Available records:
******************************

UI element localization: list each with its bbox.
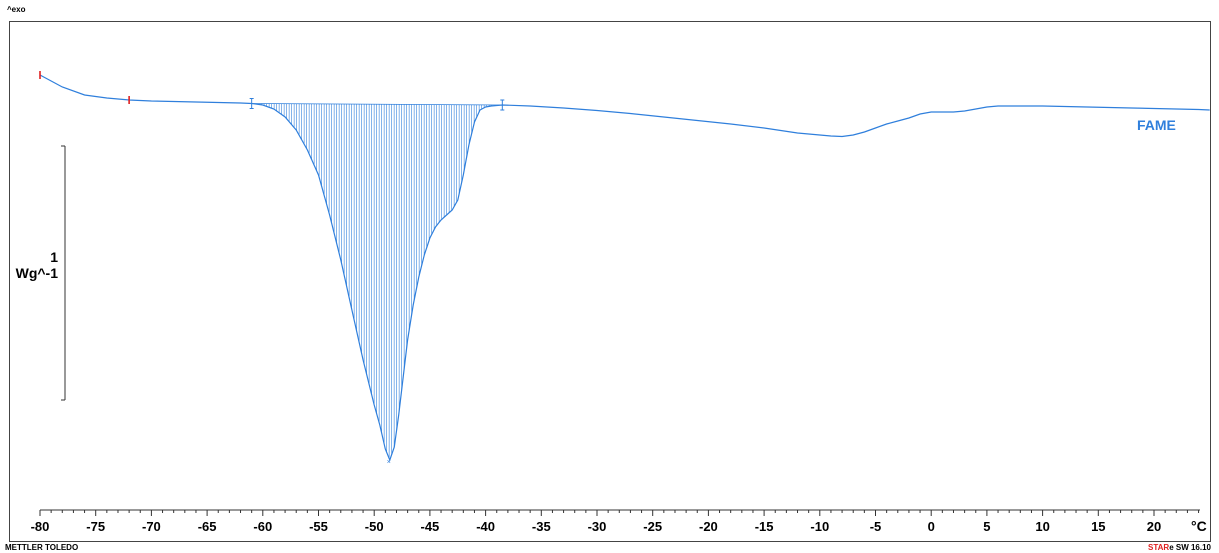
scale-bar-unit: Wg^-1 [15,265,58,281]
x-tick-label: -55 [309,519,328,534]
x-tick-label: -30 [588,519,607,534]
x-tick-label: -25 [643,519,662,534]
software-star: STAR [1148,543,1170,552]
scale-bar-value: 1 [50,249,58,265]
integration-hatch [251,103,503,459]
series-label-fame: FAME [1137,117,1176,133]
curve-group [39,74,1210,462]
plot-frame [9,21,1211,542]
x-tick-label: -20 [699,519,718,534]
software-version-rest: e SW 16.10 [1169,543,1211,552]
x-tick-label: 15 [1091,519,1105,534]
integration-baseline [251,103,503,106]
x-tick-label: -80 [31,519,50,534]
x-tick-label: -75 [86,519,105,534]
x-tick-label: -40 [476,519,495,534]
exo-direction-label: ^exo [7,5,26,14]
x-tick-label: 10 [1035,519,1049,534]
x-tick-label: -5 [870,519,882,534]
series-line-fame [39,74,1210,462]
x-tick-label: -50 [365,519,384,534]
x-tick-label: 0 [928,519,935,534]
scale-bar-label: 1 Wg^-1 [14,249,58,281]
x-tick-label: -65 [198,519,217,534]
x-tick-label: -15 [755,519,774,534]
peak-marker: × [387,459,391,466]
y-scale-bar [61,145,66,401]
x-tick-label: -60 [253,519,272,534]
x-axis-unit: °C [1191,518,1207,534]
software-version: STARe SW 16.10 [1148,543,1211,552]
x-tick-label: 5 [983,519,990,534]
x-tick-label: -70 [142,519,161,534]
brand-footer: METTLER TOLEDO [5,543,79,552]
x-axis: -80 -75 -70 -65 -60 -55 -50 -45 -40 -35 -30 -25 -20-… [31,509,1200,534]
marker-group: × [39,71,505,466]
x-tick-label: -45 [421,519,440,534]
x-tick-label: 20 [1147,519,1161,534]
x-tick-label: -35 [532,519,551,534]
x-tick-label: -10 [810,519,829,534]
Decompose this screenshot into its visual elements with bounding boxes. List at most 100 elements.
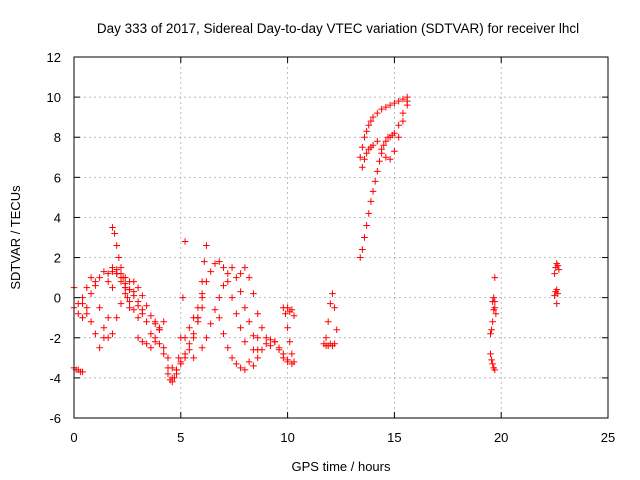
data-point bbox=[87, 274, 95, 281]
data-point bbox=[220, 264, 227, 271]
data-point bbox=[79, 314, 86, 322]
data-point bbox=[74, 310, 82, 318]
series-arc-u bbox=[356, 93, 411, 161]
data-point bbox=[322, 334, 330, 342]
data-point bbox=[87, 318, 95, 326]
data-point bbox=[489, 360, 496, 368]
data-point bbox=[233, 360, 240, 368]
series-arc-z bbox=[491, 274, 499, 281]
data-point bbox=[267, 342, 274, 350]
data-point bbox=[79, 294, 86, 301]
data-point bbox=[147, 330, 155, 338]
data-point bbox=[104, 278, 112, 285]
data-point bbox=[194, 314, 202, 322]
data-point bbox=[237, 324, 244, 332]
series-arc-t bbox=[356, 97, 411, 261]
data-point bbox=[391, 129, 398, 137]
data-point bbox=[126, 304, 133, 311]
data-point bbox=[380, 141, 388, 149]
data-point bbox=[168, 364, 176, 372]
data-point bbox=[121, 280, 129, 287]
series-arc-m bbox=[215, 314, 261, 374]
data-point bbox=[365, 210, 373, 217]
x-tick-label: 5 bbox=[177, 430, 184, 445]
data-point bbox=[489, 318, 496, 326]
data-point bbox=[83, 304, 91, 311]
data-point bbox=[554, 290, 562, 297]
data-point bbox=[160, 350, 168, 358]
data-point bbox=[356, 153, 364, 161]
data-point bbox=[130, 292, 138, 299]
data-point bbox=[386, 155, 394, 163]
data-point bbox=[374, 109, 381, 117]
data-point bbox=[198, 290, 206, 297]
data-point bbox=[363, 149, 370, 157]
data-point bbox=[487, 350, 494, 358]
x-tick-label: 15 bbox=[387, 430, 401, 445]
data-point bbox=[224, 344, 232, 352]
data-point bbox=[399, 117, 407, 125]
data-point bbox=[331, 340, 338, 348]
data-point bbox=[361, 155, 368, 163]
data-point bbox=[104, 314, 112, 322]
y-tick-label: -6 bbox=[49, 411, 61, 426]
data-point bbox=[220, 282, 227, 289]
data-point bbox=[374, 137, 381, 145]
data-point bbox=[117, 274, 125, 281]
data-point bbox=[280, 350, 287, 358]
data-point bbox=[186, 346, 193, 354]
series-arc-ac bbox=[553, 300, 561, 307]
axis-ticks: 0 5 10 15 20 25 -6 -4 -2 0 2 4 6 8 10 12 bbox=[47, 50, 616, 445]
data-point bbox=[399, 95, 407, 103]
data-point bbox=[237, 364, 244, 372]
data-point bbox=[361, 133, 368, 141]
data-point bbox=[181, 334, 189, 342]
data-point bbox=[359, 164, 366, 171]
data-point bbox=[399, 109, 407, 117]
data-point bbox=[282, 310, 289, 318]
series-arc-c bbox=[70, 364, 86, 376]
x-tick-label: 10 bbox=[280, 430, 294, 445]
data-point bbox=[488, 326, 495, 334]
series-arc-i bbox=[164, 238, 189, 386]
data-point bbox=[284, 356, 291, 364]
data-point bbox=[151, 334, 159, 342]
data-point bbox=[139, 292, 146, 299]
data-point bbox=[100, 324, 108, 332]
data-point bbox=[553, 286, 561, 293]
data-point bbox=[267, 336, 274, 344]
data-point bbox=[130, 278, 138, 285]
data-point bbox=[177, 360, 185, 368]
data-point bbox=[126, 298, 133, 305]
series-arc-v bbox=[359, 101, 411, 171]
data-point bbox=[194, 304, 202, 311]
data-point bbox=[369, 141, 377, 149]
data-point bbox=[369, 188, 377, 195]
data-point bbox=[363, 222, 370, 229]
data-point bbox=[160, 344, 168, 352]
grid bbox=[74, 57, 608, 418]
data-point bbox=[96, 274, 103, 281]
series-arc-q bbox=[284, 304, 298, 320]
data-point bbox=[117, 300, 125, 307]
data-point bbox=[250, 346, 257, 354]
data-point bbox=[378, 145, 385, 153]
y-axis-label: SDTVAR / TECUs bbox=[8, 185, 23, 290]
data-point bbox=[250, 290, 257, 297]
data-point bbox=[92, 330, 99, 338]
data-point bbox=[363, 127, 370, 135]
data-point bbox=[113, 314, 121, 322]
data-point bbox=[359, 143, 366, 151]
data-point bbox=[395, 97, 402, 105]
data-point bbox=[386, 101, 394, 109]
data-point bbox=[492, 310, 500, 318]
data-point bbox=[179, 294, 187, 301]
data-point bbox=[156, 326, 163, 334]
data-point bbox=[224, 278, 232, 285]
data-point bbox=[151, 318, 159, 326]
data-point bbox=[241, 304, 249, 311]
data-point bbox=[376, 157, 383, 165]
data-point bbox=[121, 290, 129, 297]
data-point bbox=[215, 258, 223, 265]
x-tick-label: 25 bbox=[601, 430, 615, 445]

******************************

To be done: Copy out every line of the records above character for character, leaving out the pictures.

Finished answer:
UI element localization: list each with its bbox.
scale-bar-unit: Wg^-1 [15,265,58,281]
x-tick-label: -55 [309,519,328,534]
x-tick-label: -30 [588,519,607,534]
x-tick-label: -25 [643,519,662,534]
software-star: STAR [1148,543,1170,552]
scale-bar-value: 1 [50,249,58,265]
integration-hatch [251,103,503,459]
series-label-fame: FAME [1137,117,1176,133]
curve-group [39,74,1210,462]
plot-frame [9,21,1211,542]
x-tick-label: -20 [699,519,718,534]
software-version-rest: e SW 16.10 [1169,543,1211,552]
x-tick-label: 15 [1091,519,1105,534]
integration-baseline [251,103,503,106]
x-tick-label: -80 [31,519,50,534]
x-tick-label: -75 [86,519,105,534]
x-tick-label: -40 [476,519,495,534]
exo-direction-label: ^exo [7,5,26,14]
x-tick-label: 10 [1035,519,1049,534]
x-tick-label: -5 [870,519,882,534]
series-line-fame [39,74,1210,462]
x-tick-label: -50 [365,519,384,534]
x-tick-label: 0 [928,519,935,534]
scale-bar-label: 1 Wg^-1 [14,249,58,281]
x-tick-label: -65 [198,519,217,534]
x-tick-label: -15 [755,519,774,534]
peak-marker: × [387,459,391,466]
y-scale-bar [61,145,66,401]
x-tick-label: -60 [253,519,272,534]
x-axis-unit: °C [1191,518,1207,534]
software-version: STARe SW 16.10 [1148,543,1211,552]
x-tick-label: 5 [983,519,990,534]
x-tick-label: -70 [142,519,161,534]
brand-footer: METTLER TOLEDO [5,543,79,552]
x-axis: -80 -75 -70 -65 -60 -55 -50 -45 -40 -35 -30 -25 -20-… [31,509,1200,534]
marker-group: × [39,71,505,466]
x-tick-label: -45 [421,519,440,534]
x-tick-label: 20 [1147,519,1161,534]
x-tick-label: -35 [532,519,551,534]
x-tick-label: -10 [810,519,829,534]
Decompose this screenshot into its visual elements with bounding boxes. List at most 100 elements.
data-point bbox=[87, 274, 95, 281]
data-point bbox=[220, 264, 227, 271]
data-point bbox=[79, 314, 86, 322]
data-point bbox=[74, 310, 82, 318]
series-arc-u bbox=[356, 93, 411, 161]
data-point bbox=[322, 334, 330, 342]
data-point bbox=[87, 318, 95, 326]
data-point bbox=[489, 360, 496, 368]
data-point bbox=[233, 360, 240, 368]
series-arc-z bbox=[491, 274, 499, 281]
data-point bbox=[267, 342, 274, 350]
data-point bbox=[79, 294, 86, 301]
data-point bbox=[147, 330, 155, 338]
data-point bbox=[104, 278, 112, 285]
data-point bbox=[194, 314, 202, 322]
data-point bbox=[237, 324, 244, 332]
series-arc-t bbox=[356, 97, 411, 261]
data-point bbox=[391, 129, 398, 137]
data-point bbox=[126, 304, 133, 311]
data-point bbox=[380, 141, 388, 149]
data-point bbox=[168, 364, 176, 372]
data-point bbox=[121, 280, 129, 287]
series-arc-m bbox=[215, 314, 261, 374]
data-point bbox=[365, 210, 373, 217]
x-tick-label: 5 bbox=[177, 430, 184, 445]
data-point bbox=[489, 318, 496, 326]
data-point bbox=[83, 304, 91, 311]
data-point bbox=[554, 290, 562, 297]
data-point bbox=[160, 350, 168, 358]
data-point bbox=[356, 153, 364, 161]
data-point bbox=[130, 292, 138, 299]
data-point bbox=[386, 155, 394, 163]
data-point bbox=[374, 109, 381, 117]
data-point bbox=[198, 290, 206, 297]
data-point bbox=[363, 149, 370, 157]
data-point bbox=[487, 350, 494, 358]
x-tick-label: 15 bbox=[387, 430, 401, 445]
data-point bbox=[224, 344, 232, 352]
data-point bbox=[399, 117, 407, 125]
data-point bbox=[331, 340, 338, 348]
data-point bbox=[361, 155, 368, 163]
data-point bbox=[104, 314, 112, 322]
y-tick-label: -6 bbox=[49, 411, 61, 426]
data-point bbox=[220, 282, 227, 289]
data-point bbox=[374, 137, 381, 145]
data-point bbox=[117, 274, 125, 281]
data-point bbox=[280, 350, 287, 358]
data-point bbox=[186, 346, 193, 354]
series-arc-ac bbox=[553, 300, 561, 307]
axis-ticks: 0 5 10 15 20 25 -6 -4 -2 0 2 4 6 8 10 12 bbox=[47, 50, 616, 445]
data-point bbox=[399, 95, 407, 103]
data-point bbox=[237, 364, 244, 372]
data-point bbox=[361, 133, 368, 141]
data-point bbox=[181, 334, 189, 342]
data-point bbox=[359, 164, 366, 171]
data-point bbox=[399, 109, 407, 117]
data-point bbox=[282, 310, 289, 318]
series-arc-c bbox=[70, 364, 86, 376]
x-tick-label: 10 bbox=[280, 430, 294, 445]
data-point bbox=[488, 326, 495, 334]
series-arc-i bbox=[164, 238, 189, 386]
data-point bbox=[284, 356, 291, 364]
data-point bbox=[151, 334, 159, 342]
data-point bbox=[139, 292, 146, 299]
data-point bbox=[100, 324, 108, 332]
data-point bbox=[553, 286, 561, 293]
data-point bbox=[267, 336, 274, 344]
data-point bbox=[130, 278, 138, 285]
data-point bbox=[177, 360, 185, 368]
data-point bbox=[126, 298, 133, 305]
series-arc-v bbox=[359, 101, 411, 171]
data-point bbox=[194, 304, 202, 311]
data-point bbox=[369, 141, 377, 149]
data-point bbox=[369, 188, 377, 195]
data-point bbox=[363, 222, 370, 229]
data-point bbox=[160, 344, 168, 352]
grid bbox=[74, 57, 608, 418]
data-point bbox=[96, 274, 103, 281]
series-arc-q bbox=[284, 304, 298, 320]
data-point bbox=[117, 300, 125, 307]
data-point bbox=[250, 346, 257, 354]
data-point bbox=[378, 145, 385, 153]
y-axis-label: SDTVAR / TECUs bbox=[8, 185, 23, 290]
data-point bbox=[250, 290, 257, 297]
data-point bbox=[92, 330, 99, 338]
data-point bbox=[363, 127, 370, 135]
data-point bbox=[113, 314, 121, 322]
data-point bbox=[359, 143, 366, 151]
data-point bbox=[395, 97, 402, 105]
data-point bbox=[386, 101, 394, 109]
data-point bbox=[492, 310, 500, 318]
data-point bbox=[179, 294, 187, 301]
data-point bbox=[156, 326, 163, 334]
data-point bbox=[224, 278, 232, 285]
data-point bbox=[151, 318, 159, 326]
data-point bbox=[241, 304, 249, 311]
data-point bbox=[376, 157, 383, 165]
data-point bbox=[121, 290, 129, 297]
data-point bbox=[215, 258, 223, 265]
x-tick-label: 25 bbox=[601, 430, 615, 445]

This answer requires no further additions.